── Given records ──

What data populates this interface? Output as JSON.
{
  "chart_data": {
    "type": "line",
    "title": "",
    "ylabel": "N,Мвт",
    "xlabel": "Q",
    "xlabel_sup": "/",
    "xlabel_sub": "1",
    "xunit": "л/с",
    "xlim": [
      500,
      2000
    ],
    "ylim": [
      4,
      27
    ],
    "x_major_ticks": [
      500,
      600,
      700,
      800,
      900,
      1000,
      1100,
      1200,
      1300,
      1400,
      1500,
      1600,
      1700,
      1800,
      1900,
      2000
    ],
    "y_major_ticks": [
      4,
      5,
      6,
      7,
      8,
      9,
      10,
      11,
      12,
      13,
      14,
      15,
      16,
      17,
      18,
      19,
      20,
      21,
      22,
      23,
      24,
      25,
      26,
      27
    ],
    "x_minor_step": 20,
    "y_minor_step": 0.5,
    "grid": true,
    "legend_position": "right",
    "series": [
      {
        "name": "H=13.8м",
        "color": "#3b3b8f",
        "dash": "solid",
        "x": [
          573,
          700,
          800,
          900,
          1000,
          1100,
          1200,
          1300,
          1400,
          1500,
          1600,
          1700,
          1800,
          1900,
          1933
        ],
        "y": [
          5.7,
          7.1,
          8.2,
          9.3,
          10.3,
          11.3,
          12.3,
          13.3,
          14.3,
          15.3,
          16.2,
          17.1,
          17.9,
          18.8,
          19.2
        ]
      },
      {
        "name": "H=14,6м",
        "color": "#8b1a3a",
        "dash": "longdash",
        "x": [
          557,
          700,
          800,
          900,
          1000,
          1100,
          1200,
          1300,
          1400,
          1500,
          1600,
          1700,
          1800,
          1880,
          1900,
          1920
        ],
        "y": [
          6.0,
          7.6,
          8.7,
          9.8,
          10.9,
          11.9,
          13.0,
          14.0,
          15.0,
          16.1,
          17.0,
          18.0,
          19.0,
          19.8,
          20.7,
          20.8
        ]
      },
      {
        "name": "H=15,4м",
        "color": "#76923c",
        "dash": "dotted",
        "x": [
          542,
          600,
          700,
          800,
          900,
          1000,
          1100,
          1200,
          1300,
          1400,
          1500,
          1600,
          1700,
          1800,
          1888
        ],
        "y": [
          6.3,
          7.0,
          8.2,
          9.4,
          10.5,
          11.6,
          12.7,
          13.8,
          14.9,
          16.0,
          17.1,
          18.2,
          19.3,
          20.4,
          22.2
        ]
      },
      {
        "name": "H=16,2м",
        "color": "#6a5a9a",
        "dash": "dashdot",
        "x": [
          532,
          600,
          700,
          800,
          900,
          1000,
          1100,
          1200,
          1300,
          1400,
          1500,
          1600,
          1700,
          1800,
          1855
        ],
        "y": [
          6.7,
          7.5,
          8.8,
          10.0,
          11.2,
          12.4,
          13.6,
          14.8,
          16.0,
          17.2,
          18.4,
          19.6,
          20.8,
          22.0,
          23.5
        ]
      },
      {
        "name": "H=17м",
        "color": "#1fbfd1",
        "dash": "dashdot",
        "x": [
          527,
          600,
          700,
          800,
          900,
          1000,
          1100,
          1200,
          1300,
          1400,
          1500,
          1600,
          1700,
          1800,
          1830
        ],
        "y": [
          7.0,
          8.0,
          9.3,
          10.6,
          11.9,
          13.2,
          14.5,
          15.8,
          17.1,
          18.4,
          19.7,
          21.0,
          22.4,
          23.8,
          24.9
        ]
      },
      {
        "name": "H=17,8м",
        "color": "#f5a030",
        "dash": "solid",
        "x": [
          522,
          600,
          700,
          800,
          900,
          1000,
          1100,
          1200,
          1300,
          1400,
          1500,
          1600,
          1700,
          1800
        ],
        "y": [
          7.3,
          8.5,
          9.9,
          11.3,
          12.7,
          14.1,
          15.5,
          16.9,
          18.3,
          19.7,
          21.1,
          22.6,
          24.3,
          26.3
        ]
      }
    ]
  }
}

───

_Given instruction:_ Repeat the data precisely, line by line.

_Output below:_
What data populates this interface? Output as JSON.
{
  "chart_data": {
    "type": "line",
    "title": "",
    "ylabel": "N,Мвт",
    "xlabel": "Q",
    "xlabel_sup": "/",
    "xlabel_sub": "1",
    "xunit": "л/с",
    "xlim": [
      500,
      2000
    ],
    "ylim": [
      4,
      27
    ],
    "x_major_ticks": [
      500,
      600,
      700,
      800,
      900,
      1000,
      1100,
      1200,
      1300,
      1400,
      1500,
      1600,
      1700,
      1800,
      1900,
      2000
    ],
    "y_major_ticks": [
      4,
      5,
      6,
      7,
      8,
      9,
      10,
      11,
      12,
      13,
      14,
      15,
      16,
      17,
      18,
      19,
      20,
      21,
      22,
      23,
      24,
      25,
      26,
      27
    ],
    "x_minor_step": 20,
    "y_minor_step": 0.5,
    "grid": true,
    "legend_position": "right",
    "series": [
      {
        "name": "H=13.8м",
        "color": "#3b3b8f",
        "dash": "solid",
        "x": [
          573,
          700,
          800,
          900,
          1000,
          1100,
          1200,
          1300,
          1400,
          1500,
          1600,
          1700,
          1800,
          1900,
          1933
        ],
        "y": [
          5.7,
          7.1,
          8.2,
          9.3,
          10.3,
          11.3,
          12.3,
          13.3,
          14.3,
          15.3,
          16.2,
          17.1,
          17.9,
          18.8,
          19.2
        ]
      },
      {
        "name": "H=14,6м",
        "color": "#8b1a3a",
        "dash": "longdash",
        "x": [
          557,
          700,
          800,
          900,
          1000,
          1100,
          1200,
          1300,
          1400,
          1500,
          1600,
          1700,
          1800,
          1880,
          1900,
          1920
        ],
        "y": [
          6.0,
          7.6,
          8.7,
          9.8,
          10.9,
          11.9,
          13.0,
          14.0,
          15.0,
          16.1,
          17.0,
          18.0,
          19.0,
          19.8,
          20.7,
          20.8
        ]
      },
      {
        "name": "H=15,4м",
        "color": "#76923c",
        "dash": "dotted",
        "x": [
          542,
          600,
          700,
          800,
          900,
          1000,
          1100,
          1200,
          1300,
          1400,
          1500,
          1600,
          1700,
          1800,
          1888
        ],
        "y": [
          6.3,
          7.0,
          8.2,
          9.4,
          10.5,
          11.6,
          12.7,
          13.8,
          14.9,
          16.0,
          17.1,
          18.2,
          19.3,
          20.4,
          22.2
        ]
      },
      {
        "name": "H=16,2м",
        "color": "#6a5a9a",
        "dash": "dashdot",
        "x": [
          532,
          600,
          700,
          800,
          900,
          1000,
          1100,
          1200,
          1300,
          1400,
          1500,
          1600,
          1700,
          1800,
          1855
        ],
        "y": [
          6.7,
          7.5,
          8.8,
          10.0,
          11.2,
          12.4,
          13.6,
          14.8,
          16.0,
          17.2,
          18.4,
          19.6,
          20.8,
          22.0,
          23.5
        ]
      },
      {
        "name": "H=17м",
        "color": "#1fbfd1",
        "dash": "dashdot",
        "x": [
          527,
          600,
          700,
          800,
          900,
          1000,
          1100,
          1200,
          1300,
          1400,
          1500,
          1600,
          1700,
          1800,
          1830
        ],
        "y": [
          7.0,
          8.0,
          9.3,
          10.6,
          11.9,
          13.2,
          14.5,
          15.8,
          17.1,
          18.4,
          19.7,
          21.0,
          22.4,
          23.8,
          24.9
        ]
      },
      {
        "name": "H=17,8м",
        "color": "#f5a030",
        "dash": "solid",
        "x": [
          522,
          600,
          700,
          800,
          900,
          1000,
          1100,
          1200,
          1300,
          1400,
          1500,
          1600,
          1700,
          1800
        ],
        "y": [
          7.3,
          8.5,
          9.9,
          11.3,
          12.7,
          14.1,
          15.5,
          16.9,
          18.3,
          19.7,
          21.1,
          22.6,
          24.3,
          26.3
        ]
      }
    ]
  }
}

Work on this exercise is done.